→ **WHAT IS EXPECTED**
In the material below, find every line with "JSON" and pull it out.

----- INPUT ROWS -----

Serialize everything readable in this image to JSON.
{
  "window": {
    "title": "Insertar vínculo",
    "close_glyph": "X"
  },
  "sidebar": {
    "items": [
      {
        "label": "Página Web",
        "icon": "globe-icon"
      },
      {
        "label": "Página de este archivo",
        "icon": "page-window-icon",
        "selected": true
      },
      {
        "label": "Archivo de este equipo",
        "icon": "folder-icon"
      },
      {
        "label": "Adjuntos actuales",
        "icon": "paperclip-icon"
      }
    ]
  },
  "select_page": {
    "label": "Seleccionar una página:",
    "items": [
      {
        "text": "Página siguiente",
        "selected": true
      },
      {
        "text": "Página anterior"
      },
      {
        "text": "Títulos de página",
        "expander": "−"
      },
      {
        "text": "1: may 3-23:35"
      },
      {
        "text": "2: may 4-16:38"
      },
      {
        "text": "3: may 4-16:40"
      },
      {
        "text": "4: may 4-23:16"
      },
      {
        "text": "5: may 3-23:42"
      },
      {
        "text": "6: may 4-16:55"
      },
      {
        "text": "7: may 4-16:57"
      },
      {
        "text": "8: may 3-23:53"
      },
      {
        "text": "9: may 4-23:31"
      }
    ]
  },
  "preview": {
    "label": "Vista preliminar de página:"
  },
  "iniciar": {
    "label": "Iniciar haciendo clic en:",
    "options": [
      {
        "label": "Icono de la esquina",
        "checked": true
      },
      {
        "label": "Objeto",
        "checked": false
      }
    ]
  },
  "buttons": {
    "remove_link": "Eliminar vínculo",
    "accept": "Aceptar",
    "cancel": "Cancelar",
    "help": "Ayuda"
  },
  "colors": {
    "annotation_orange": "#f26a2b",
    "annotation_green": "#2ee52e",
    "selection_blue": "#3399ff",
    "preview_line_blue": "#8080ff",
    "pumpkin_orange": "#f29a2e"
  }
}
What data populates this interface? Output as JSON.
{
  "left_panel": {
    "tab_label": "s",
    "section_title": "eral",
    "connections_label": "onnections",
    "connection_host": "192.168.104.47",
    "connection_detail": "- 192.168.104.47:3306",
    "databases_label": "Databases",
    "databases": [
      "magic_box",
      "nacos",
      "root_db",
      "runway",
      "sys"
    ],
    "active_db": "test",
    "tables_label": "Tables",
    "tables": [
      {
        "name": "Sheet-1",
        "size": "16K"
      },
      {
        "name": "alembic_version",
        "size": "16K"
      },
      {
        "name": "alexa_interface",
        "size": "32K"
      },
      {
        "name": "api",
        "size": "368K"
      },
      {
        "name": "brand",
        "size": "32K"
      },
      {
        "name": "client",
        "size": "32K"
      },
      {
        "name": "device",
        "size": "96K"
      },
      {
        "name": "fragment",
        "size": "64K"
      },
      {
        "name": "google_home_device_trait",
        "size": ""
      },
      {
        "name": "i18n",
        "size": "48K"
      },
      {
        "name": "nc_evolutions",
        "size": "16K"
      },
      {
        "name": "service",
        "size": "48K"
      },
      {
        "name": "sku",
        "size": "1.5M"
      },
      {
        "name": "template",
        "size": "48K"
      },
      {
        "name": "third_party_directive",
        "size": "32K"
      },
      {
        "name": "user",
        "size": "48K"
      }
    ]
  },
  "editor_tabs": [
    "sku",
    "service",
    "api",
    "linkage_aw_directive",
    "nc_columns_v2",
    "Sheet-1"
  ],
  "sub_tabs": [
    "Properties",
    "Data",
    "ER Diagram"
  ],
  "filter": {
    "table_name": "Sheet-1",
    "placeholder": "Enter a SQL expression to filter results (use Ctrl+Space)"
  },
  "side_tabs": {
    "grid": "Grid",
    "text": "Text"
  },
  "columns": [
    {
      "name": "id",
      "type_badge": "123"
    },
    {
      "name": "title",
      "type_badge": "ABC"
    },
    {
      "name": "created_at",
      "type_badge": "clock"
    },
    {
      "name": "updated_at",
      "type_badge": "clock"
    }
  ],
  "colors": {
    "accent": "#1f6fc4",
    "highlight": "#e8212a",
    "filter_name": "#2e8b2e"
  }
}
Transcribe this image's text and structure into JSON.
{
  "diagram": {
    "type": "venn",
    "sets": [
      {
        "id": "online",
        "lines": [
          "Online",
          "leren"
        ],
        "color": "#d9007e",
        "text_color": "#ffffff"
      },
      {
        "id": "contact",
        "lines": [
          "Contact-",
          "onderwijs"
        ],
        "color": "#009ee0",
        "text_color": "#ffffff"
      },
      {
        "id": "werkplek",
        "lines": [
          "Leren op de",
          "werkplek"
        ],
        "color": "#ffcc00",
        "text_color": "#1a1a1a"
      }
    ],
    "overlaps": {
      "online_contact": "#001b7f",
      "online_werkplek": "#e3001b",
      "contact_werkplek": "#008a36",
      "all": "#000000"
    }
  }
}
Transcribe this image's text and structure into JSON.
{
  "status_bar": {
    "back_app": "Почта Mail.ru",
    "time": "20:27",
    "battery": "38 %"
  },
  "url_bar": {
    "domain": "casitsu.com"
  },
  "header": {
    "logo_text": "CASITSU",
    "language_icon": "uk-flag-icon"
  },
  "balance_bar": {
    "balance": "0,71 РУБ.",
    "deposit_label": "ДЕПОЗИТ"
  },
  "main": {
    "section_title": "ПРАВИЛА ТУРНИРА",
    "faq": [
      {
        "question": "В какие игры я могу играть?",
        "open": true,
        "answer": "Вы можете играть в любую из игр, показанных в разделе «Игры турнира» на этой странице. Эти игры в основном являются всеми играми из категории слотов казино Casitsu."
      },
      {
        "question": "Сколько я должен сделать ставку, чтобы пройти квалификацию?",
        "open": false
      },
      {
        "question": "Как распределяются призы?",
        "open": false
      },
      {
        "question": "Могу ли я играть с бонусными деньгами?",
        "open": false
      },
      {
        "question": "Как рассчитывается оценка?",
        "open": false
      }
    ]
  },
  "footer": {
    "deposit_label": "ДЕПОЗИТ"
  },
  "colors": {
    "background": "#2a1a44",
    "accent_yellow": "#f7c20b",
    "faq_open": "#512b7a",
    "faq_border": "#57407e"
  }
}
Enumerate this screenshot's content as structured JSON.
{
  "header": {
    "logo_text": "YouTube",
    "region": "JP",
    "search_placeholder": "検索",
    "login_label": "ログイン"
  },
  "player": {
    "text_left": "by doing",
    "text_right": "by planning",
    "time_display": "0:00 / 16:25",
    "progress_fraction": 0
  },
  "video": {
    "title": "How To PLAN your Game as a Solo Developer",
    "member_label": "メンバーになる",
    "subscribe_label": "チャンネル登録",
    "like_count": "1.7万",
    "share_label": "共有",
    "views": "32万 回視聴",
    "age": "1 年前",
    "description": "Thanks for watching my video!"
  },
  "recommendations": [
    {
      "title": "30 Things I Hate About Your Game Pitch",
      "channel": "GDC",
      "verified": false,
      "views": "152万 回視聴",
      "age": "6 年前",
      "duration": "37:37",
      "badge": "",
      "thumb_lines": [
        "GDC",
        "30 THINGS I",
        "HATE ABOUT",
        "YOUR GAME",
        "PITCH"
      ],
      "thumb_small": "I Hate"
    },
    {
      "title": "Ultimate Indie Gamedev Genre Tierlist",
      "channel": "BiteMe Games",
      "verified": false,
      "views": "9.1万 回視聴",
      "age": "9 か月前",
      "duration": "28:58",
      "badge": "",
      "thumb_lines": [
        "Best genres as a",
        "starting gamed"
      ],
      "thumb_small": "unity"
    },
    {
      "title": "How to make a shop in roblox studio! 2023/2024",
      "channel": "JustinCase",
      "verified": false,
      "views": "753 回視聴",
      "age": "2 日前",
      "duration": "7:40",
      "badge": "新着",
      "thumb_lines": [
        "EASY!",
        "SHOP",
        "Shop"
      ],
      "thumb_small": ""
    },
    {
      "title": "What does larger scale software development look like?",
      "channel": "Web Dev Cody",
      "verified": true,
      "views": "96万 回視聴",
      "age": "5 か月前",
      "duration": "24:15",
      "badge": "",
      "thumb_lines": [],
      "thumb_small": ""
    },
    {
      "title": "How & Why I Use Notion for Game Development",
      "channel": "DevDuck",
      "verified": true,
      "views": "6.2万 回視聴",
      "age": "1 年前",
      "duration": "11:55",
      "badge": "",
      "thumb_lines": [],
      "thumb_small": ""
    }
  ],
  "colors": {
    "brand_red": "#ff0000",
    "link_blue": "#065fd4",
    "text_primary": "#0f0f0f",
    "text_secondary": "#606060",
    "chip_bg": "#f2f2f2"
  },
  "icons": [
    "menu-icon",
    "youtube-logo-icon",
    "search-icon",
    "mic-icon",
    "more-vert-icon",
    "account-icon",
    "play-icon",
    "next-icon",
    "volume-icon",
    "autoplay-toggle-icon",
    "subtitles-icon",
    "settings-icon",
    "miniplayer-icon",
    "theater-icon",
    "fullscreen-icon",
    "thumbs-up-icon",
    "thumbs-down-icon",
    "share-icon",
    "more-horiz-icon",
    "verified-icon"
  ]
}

-----

→ **RESPONSE FOR THIS EXERCISE**
Serialize everything readable in this image to JSON.
What data populates this interface? Output as JSON.
Transcribe this image's text and structure into JSON.
Transcribe this image's text and structure into JSON.
Enumerate this screenshot's content as structured JSON.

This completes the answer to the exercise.